» **Working data**

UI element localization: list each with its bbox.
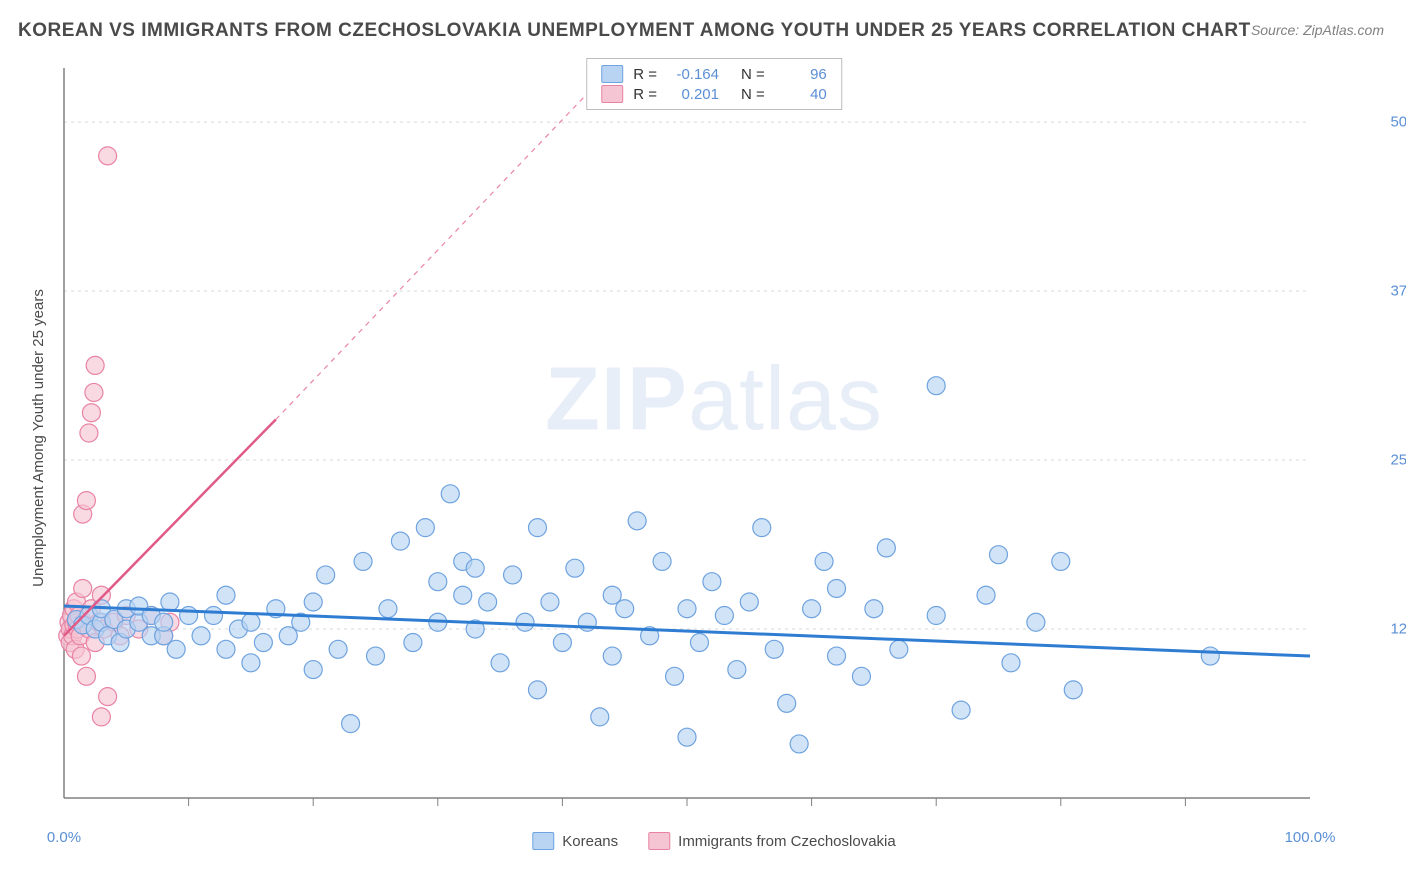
y-tick-label: 37.5% — [1390, 283, 1406, 300]
n-value-1: 40 — [775, 86, 827, 103]
r-value-1: 0.201 — [667, 86, 719, 103]
y-tick-label: 12.5% — [1390, 621, 1406, 638]
source-attribution: Source: ZipAtlas.com — [1251, 22, 1384, 38]
n-label: N = — [741, 66, 765, 83]
series-label-1: Immigrants from Czechoslovakia — [678, 833, 896, 850]
swatch-series-0 — [601, 65, 623, 83]
y-tick-label: 25.0% — [1390, 452, 1406, 469]
legend-stats-row-1: R = 0.201 N = 40 — [601, 85, 827, 103]
legend-stats-row-0: R = -0.164 N = 96 — [601, 65, 827, 83]
swatch-series-1 — [648, 832, 670, 850]
legend-series: Koreans Immigrants from Czechoslovakia — [532, 832, 895, 850]
y-axis-label: Unemployment Among Youth under 25 years — [30, 289, 47, 587]
r-value-0: -0.164 — [667, 66, 719, 83]
r-label: R = — [633, 66, 657, 83]
n-label: N = — [741, 86, 765, 103]
chart-area: Unemployment Among Youth under 25 years … — [50, 58, 1378, 818]
series-label-0: Koreans — [562, 833, 618, 850]
x-tick-label: 0.0% — [47, 829, 81, 846]
swatch-series-0 — [532, 832, 554, 850]
n-value-0: 96 — [775, 66, 827, 83]
chart-title: KOREAN VS IMMIGRANTS FROM CZECHOSLOVAKIA… — [18, 20, 1251, 42]
legend-item-0: Koreans — [532, 832, 618, 850]
y-tick-label: 50.0% — [1390, 114, 1406, 131]
legend-item-1: Immigrants from Czechoslovakia — [648, 832, 896, 850]
x-tick-label: 100.0% — [1285, 829, 1336, 846]
legend-stats: R = -0.164 N = 96 R = 0.201 N = 40 — [586, 58, 842, 110]
swatch-series-1 — [601, 85, 623, 103]
r-label: R = — [633, 86, 657, 103]
scatter-plot — [50, 58, 1378, 818]
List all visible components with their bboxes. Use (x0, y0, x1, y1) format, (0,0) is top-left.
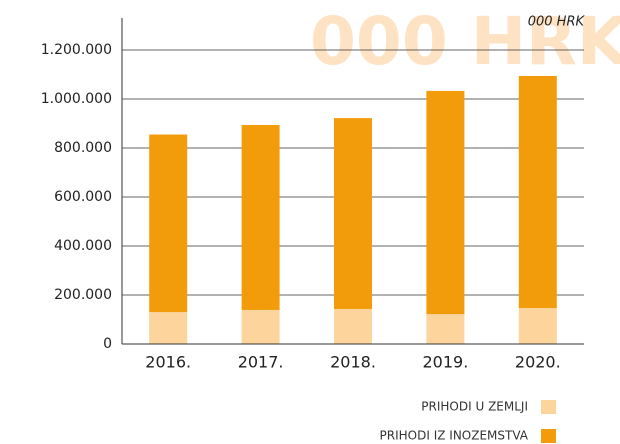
bar-segment (334, 118, 372, 309)
y-tick-label: 600.000 (54, 189, 112, 205)
x-tick-label: 2016. (145, 353, 191, 372)
legend-swatch (541, 400, 556, 414)
bar-segment (149, 312, 188, 344)
watermark: 000 HRK (310, 3, 620, 80)
legend-swatch (541, 429, 556, 443)
x-tick-label: 2017. (238, 353, 284, 372)
bar-segment (149, 134, 188, 313)
y-tick-label: 1.200.000 (41, 42, 112, 58)
legend-label: PRIHODI IZ INOZEMSTVA (380, 429, 529, 443)
bar-segment (241, 309, 280, 344)
bar-segment (334, 308, 372, 344)
unit-label: 000 HRK (528, 15, 586, 30)
x-tick-label: 2020. (515, 353, 561, 372)
x-tick-label: 2018. (330, 353, 376, 372)
bar-segment (518, 307, 557, 344)
y-tick-label: 0 (103, 336, 112, 352)
x-tick-label: 2019. (422, 353, 468, 372)
legend-label: PRIHODI U ZEMLJI (421, 400, 528, 414)
bar-segment (426, 314, 465, 344)
bar-segment (426, 90, 465, 315)
bar-segment (518, 75, 557, 308)
y-tick-label: 1.000.000 (41, 91, 112, 107)
y-tick-label: 800.000 (54, 140, 112, 156)
y-tick-label: 400.000 (54, 238, 112, 254)
bar-segment (241, 124, 280, 310)
y-tick-label: 200.000 (54, 287, 112, 303)
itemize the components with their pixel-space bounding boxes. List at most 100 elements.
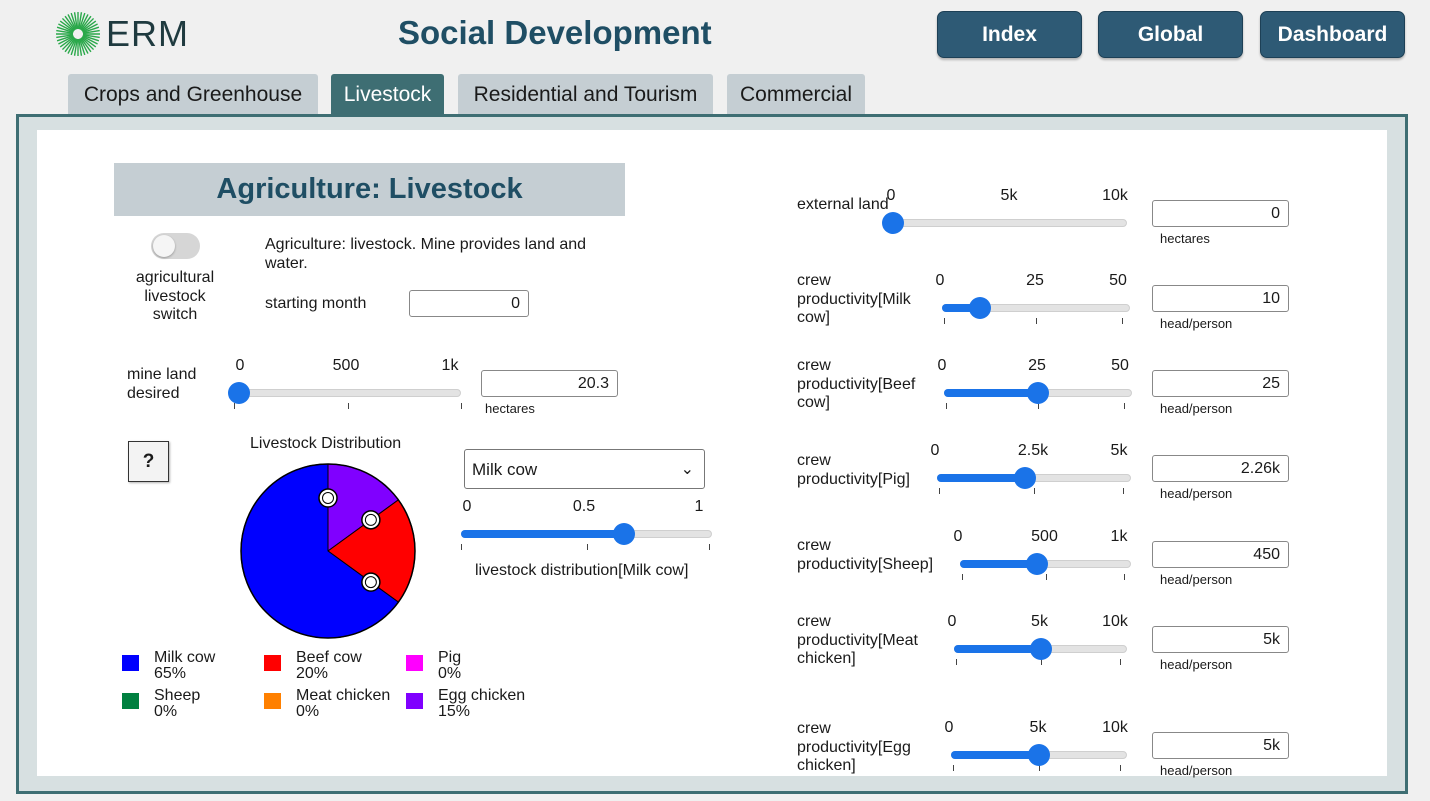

» **Instructions to follow**
Find each line above that contains the word "Unemployment", and copy every one of those lines in full.

» **Response**
y-axis-label: Unemployment Among Youth under 25 years — [30, 289, 47, 587]
chart-area: Unemployment Among Youth under 25 years … — [50, 58, 1378, 818]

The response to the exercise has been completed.